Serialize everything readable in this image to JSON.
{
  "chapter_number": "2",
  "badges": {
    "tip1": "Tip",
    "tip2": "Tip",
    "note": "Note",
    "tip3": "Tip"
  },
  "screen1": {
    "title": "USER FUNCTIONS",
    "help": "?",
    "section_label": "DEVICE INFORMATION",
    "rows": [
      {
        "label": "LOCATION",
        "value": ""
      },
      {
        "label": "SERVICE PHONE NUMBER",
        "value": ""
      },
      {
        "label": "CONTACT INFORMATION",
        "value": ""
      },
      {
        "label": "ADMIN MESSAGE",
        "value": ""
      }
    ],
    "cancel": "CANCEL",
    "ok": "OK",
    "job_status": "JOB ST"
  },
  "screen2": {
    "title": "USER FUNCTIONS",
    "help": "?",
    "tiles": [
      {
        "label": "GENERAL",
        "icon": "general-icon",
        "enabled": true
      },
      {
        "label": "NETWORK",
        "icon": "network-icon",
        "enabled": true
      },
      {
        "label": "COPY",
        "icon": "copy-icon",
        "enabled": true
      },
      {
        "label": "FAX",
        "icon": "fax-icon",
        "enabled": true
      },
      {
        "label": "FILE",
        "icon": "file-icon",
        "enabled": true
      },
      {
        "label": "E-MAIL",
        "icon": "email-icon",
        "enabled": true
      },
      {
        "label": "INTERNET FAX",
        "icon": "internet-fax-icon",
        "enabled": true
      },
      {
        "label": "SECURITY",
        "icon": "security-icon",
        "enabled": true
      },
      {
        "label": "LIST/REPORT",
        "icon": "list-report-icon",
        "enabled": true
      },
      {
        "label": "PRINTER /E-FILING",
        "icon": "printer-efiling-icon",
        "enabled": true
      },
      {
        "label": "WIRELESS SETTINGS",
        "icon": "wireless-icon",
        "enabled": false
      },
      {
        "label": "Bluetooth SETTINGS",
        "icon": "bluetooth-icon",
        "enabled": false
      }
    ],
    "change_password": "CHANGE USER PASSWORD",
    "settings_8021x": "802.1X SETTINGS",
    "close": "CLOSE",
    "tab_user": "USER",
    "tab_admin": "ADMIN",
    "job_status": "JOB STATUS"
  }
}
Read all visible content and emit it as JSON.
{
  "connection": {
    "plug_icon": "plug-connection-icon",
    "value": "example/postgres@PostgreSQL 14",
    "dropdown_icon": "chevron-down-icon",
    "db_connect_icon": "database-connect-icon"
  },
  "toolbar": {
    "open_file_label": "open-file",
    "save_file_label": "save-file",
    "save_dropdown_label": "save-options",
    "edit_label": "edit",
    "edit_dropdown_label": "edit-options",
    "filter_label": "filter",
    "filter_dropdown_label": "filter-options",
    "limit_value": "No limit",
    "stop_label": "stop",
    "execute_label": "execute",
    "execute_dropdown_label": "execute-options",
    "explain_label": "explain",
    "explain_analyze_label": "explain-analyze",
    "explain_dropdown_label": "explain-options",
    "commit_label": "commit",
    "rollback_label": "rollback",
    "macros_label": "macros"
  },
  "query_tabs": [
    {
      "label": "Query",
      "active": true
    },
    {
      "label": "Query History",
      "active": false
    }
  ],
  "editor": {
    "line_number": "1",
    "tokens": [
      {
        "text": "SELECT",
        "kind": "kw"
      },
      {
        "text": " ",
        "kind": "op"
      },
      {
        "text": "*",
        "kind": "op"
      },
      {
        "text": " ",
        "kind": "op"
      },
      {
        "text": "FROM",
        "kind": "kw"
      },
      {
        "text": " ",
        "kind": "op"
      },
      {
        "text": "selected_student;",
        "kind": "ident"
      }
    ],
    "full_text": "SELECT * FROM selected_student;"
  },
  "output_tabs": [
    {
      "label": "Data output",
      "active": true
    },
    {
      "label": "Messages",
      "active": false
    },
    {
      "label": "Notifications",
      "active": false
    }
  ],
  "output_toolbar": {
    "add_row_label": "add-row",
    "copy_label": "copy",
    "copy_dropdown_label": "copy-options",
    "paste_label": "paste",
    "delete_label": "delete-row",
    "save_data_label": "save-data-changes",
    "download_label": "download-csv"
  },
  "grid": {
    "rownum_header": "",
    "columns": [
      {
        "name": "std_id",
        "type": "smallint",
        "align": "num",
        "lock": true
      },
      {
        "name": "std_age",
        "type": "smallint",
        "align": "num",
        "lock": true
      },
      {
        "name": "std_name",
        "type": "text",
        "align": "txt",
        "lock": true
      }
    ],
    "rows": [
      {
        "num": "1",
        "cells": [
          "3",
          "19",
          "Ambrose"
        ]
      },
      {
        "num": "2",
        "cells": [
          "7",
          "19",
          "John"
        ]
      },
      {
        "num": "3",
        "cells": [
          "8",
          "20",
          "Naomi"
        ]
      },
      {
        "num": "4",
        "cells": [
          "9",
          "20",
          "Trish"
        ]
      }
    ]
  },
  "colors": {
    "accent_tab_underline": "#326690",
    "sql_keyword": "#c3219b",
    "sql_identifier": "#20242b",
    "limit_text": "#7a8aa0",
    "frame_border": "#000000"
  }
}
########
● YOUR INSTRUCTIONS
Every line that holds the string "SETTINGS" should be returned.

● TASK RESPONSE
        "label": "WIRELESS SETTINGS",
        "label": "Bluetooth SETTINGS",
    "settings_8021x": "802.1X SETTINGS",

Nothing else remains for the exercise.